→ **Stored rows**:
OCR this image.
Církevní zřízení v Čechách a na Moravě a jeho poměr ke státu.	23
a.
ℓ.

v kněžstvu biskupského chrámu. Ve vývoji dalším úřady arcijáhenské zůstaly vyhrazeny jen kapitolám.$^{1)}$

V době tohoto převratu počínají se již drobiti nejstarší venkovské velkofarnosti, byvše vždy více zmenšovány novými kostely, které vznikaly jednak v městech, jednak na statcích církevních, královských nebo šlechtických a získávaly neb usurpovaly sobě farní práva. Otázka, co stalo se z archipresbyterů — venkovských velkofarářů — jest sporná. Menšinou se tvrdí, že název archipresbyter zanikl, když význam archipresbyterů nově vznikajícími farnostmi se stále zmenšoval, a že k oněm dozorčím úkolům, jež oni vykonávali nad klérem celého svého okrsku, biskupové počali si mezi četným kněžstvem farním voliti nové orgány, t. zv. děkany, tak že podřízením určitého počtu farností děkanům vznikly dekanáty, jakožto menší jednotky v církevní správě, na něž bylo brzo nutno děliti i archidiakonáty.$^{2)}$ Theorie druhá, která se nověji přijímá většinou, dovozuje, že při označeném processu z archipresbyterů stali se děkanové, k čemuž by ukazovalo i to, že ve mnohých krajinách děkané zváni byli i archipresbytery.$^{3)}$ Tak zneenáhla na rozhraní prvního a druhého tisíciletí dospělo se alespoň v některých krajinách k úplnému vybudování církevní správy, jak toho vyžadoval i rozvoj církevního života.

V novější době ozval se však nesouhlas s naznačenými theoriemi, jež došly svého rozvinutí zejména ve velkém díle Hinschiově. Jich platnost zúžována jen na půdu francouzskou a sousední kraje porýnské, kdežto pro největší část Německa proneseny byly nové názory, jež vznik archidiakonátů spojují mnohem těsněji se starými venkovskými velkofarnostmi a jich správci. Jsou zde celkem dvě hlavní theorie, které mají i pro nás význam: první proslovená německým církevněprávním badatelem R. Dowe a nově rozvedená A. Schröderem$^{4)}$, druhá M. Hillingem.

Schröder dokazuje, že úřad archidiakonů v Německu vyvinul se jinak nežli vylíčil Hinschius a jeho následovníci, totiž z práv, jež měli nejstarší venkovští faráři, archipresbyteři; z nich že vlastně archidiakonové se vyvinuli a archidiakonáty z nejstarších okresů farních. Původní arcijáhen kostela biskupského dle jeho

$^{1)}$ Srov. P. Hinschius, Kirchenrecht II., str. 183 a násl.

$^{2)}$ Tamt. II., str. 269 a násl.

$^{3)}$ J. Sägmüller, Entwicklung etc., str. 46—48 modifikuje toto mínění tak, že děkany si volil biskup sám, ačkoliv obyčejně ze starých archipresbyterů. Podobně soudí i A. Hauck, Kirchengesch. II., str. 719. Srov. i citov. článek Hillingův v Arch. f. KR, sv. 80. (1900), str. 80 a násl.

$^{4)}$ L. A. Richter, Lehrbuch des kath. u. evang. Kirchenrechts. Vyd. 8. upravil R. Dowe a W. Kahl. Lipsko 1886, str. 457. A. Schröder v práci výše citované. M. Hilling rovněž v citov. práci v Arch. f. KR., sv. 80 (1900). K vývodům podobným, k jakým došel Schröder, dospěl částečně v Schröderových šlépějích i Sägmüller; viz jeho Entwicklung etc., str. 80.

→ **What you are asked to do**:
Across the records, count the lines holding the string "Srov". Give the number and stop.

→ **Answer**:
2